#### Task details
Each entry below should be echoed exactly, with pictures omitted.

#### Material
**********

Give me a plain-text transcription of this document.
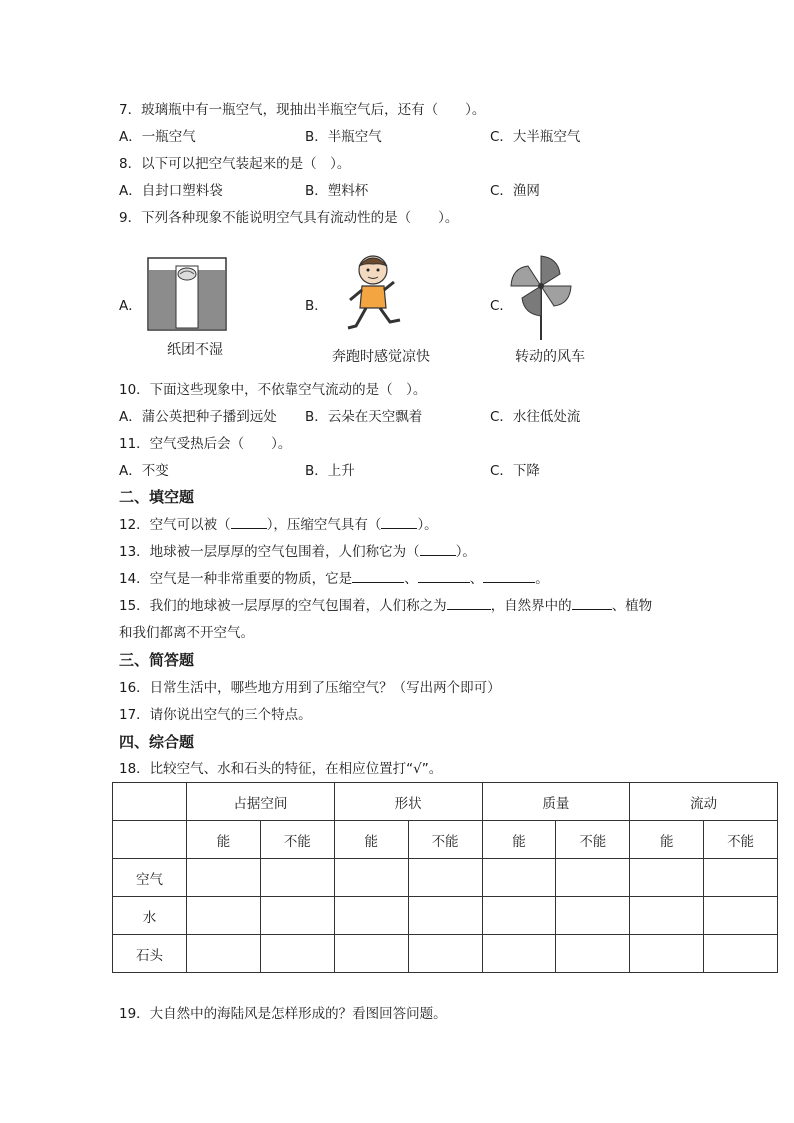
7．玻璃瓶中有一瓶空气，现抽出半瓶空气后，还有（　　）。
A．一瓶空气	B．半瓶空气	C．大半瓶空气
8．以下可以把空气装起来的是（　）。
A．自封口塑料袋	B．塑料杯	C．渔网
9．下列各种现象不能说明空气具有流动性的是（　　）。
A．
纸团不湿
B．
奔跑时感觉凉快
C．
转动的风车
10．下面这些现象中，不依靠空气流动的是（　）。
A．蒲公英把种子播到远处 B．云朵在天空飘着	C．水往低处流
11．空气受热后会（　　）。
A．不变	B．上升	C．下降
二、填空题
12．空气可以被（	），压缩空气具有（	）。
13．地球被一层厚厚的空气包围着，人们称它为（	）。
14．空气是一种非常重要的物质，它是	、	、	。
15．我们的地球被一层厚厚的空气包围着，人们称之为	，自然界中的	、植物
和我们都离不开空气。
三、简答题
16．日常生活中，哪些地方用到了压缩空气？（写出两个即可）
17．请你说出空气的三个特点。
四、综合题
18．比较空气、水和石头的特征，在相应位置打“√”。
	占据空间		形状		质量		流动	
	能	不能	能	不能	能	不能	能	不能
空气								
水								
石头								
19．大自然中的海陆风是怎样形成的？看图回答问题。
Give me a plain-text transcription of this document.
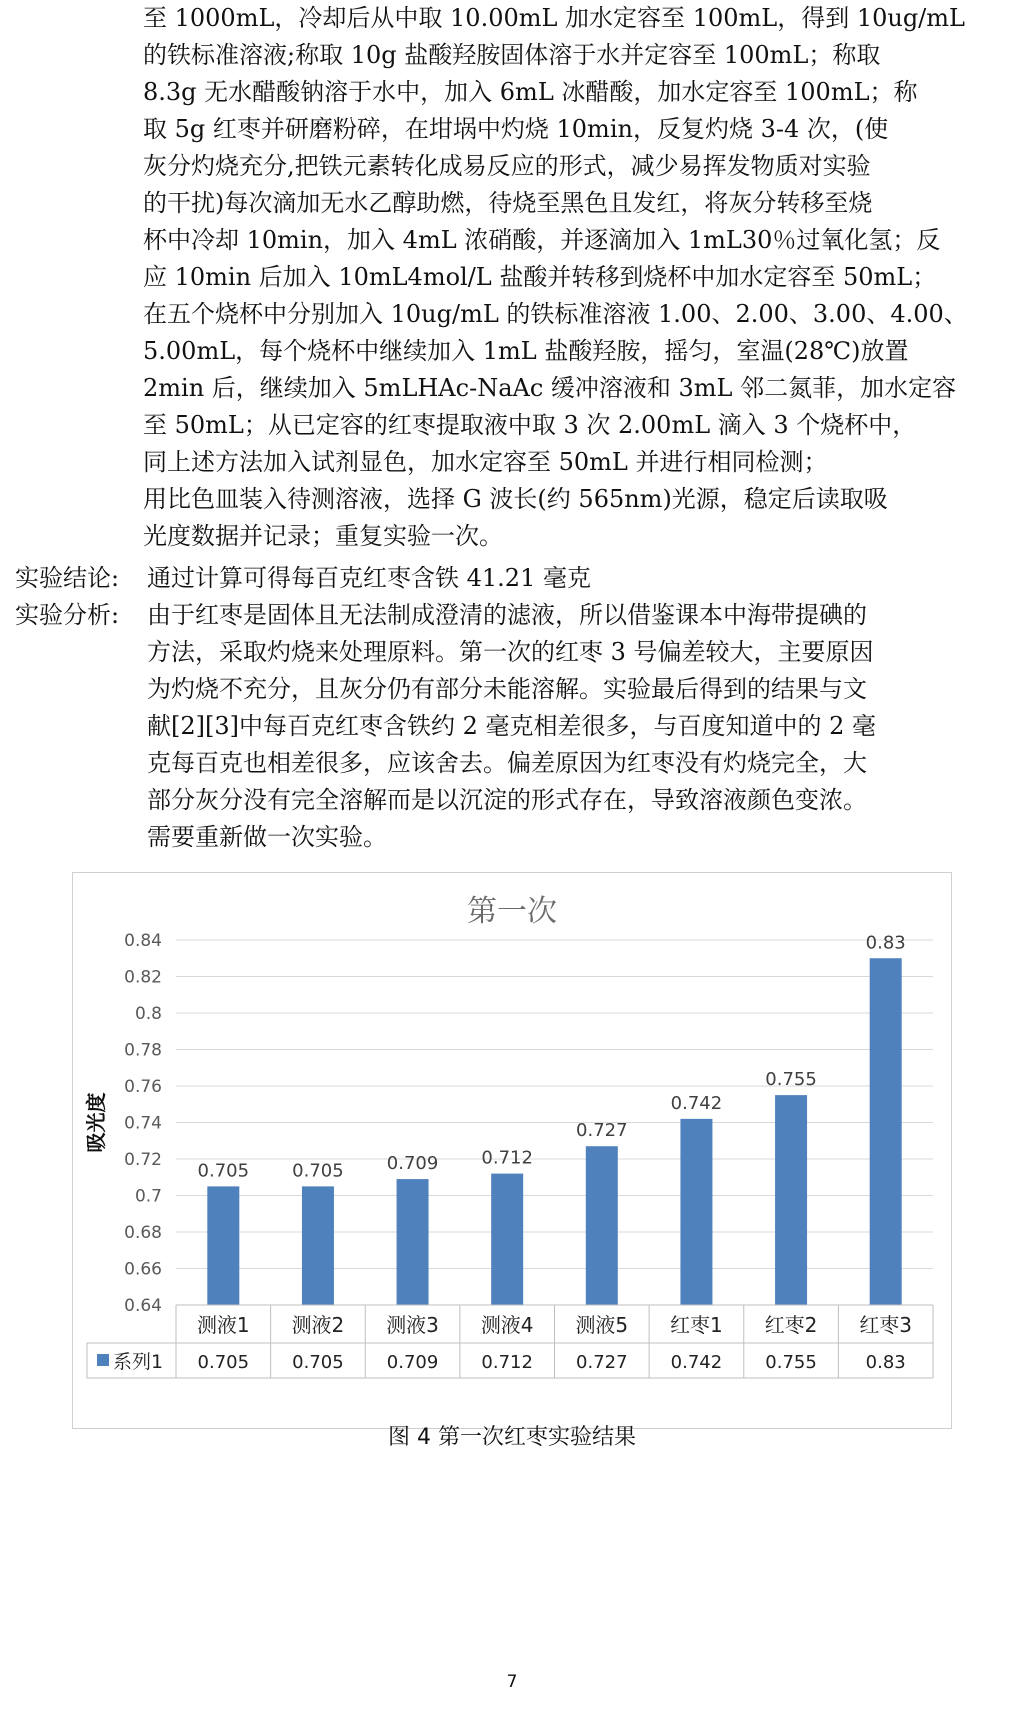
至 1000mL，冷却后从中取 10.00mL 加水定容至 100mL，得到 10ug/mL

的铁标准溶液;称取 10g 盐酸羟胺固体溶于水并定容至 100mL；称取

8.3g 无水醋酸钠溶于水中，加入 6mL 冰醋酸，加水定容至 100mL；称

取 5g 红枣并研磨粉碎，在坩埚中灼烧 10min，反复灼烧 3-4 次，(使

灰分灼烧充分,把铁元素转化成易反应的形式，减少易挥发物质对实验

的干扰)每次滴加无水乙醇助燃，待烧至黑色且发红，将灰分转移至烧

杯中冷却 10min，加入 4mL 浓硝酸，并逐滴加入 1mL30％过氧化氢；反

应 10min 后加入 10mL4mol/L 盐酸并转移到烧杯中加水定容至 50mL；

在五个烧杯中分别加入 10ug/mL 的铁标准溶液 1.00、2.00、3.00、4.00、

5.00mL，每个烧杯中继续加入 1mL 盐酸羟胺，摇匀，室温(28℃)放置

2min 后，继续加入 5mLHAc-NaAc 缓冲溶液和 3mL 邻二氮菲，加水定容

至 50mL；从已定容的红枣提取液中取 3 次 2.00mL 滴入 3 个烧杯中，

同上述方法加入试剂显色，加水定容至 50mL 并进行相同检测；

用比色皿装入待测溶液，选择 G 波长(约 565nm)光源，稳定后读取吸

光度数据并记录；重复实验一次。

实验结论: 通过计算可得每百克红枣含铁 41.21 毫克

实验分析: 由于红枣是固体且无法制成澄清的滤液，所以借鉴课本中海带提碘的

方法，采取灼烧来处理原料。第一次的红枣 3 号偏差较大，主要原因

为灼烧不充分，且灰分仍有部分未能溶解。实验最后得到的结果与文

献[2][3]中每百克红枣含铁约 2 毫克相差很多，与百度知道中的 2 毫

克每百克也相差很多，应该舍去。偏差原因为红枣没有灼烧完全，大

部分灰分没有完全溶解而是以沉淀的形式存在，导致溶液颜色变浓。

需要重新做一次实验。

第一次
0.64
0.66
0.68
0.7
0.72
0.74
0.76
0.78
0.8
0.82
0.84
吸光度
0.705 0.705 0.709 0.712
0.727
0.742
0.755
0.83
测液1
0.705
测液2
0.705
测液3
0.709
测液4
0.712
测液5
0.727
红枣1
0.742
红枣2
0.755
红枣3
0.83
系列1
图 4 第一次红枣实验结果
7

**********

#### Reply to the exercise
Give me a plain-text transcription of this document.
7．玻璃瓶中有一瓶空气，现抽出半瓶空气后，还有（　　）。
A．一瓶空气	B．半瓶空气	C．大半瓶空气
8．以下可以把空气装起来的是（　）。
A．自封口塑料袋	B．塑料杯	C．渔网
9．下列各种现象不能说明空气具有流动性的是（　　）。
A．
纸团不湿
B．
奔跑时感觉凉快
C．
转动的风车
10．下面这些现象中，不依靠空气流动的是（　）。
A．蒲公英把种子播到远处 B．云朵在天空飘着	C．水往低处流
11．空气受热后会（　　）。
A．不变	B．上升	C．下降
二、填空题
12．空气可以被（	），压缩空气具有（	）。
13．地球被一层厚厚的空气包围着，人们称它为（	）。
14．空气是一种非常重要的物质，它是	、	、	。
15．我们的地球被一层厚厚的空气包围着，人们称之为	，自然界中的	、植物
和我们都离不开空气。
三、简答题
16．日常生活中，哪些地方用到了压缩空气？（写出两个即可）
17．请你说出空气的三个特点。
四、综合题
18．比较空气、水和石头的特征，在相应位置打“√”。
	占据空间		形状		质量		流动	
	能	不能	能	不能	能	不能	能	不能
空气								
水								
石头								
19．大自然中的海陆风是怎样形成的？看图回答问题。
Give me a plain-text transcription of this document.
至 1000mL，冷却后从中取 10.00mL 加水定容至 100mL，得到 10ug/mL

的铁标准溶液;称取 10g 盐酸羟胺固体溶于水并定容至 100mL；称取

8.3g 无水醋酸钠溶于水中，加入 6mL 冰醋酸，加水定容至 100mL；称

取 5g 红枣并研磨粉碎，在坩埚中灼烧 10min，反复灼烧 3-4 次，(使

灰分灼烧充分,把铁元素转化成易反应的形式，减少易挥发物质对实验

的干扰)每次滴加无水乙醇助燃，待烧至黑色且发红，将灰分转移至烧

杯中冷却 10min，加入 4mL 浓硝酸，并逐滴加入 1mL30％过氧化氢；反

应 10min 后加入 10mL4mol/L 盐酸并转移到烧杯中加水定容至 50mL；

在五个烧杯中分别加入 10ug/mL 的铁标准溶液 1.00、2.00、3.00、4.00、

5.00mL，每个烧杯中继续加入 1mL 盐酸羟胺，摇匀，室温(28℃)放置

2min 后，继续加入 5mLHAc-NaAc 缓冲溶液和 3mL 邻二氮菲，加水定容

至 50mL；从已定容的红枣提取液中取 3 次 2.00mL 滴入 3 个烧杯中，

同上述方法加入试剂显色，加水定容至 50mL 并进行相同检测；

用比色皿装入待测溶液，选择 G 波长(约 565nm)光源，稳定后读取吸

光度数据并记录；重复实验一次。

实验结论: 通过计算可得每百克红枣含铁 41.21 毫克

实验分析: 由于红枣是固体且无法制成澄清的滤液，所以借鉴课本中海带提碘的

方法，采取灼烧来处理原料。第一次的红枣 3 号偏差较大，主要原因

为灼烧不充分，且灰分仍有部分未能溶解。实验最后得到的结果与文

献[2][3]中每百克红枣含铁约 2 毫克相差很多，与百度知道中的 2 毫

克每百克也相差很多，应该舍去。偏差原因为红枣没有灼烧完全，大

部分灰分没有完全溶解而是以沉淀的形式存在，导致溶液颜色变浓。

需要重新做一次实验。

第一次
0.64
0.66
0.68
0.7
0.72
0.74
0.76
0.78
0.8
0.82
0.84
吸光度
0.705 0.705 0.709 0.712
0.727
0.742
0.755
0.83
测液1
0.705
测液2
0.705
测液3
0.709
测液4
0.712
测液5
0.727
红枣1
0.742
红枣2
0.755
红枣3
0.83
系列1
图 4 第一次红枣实验结果
7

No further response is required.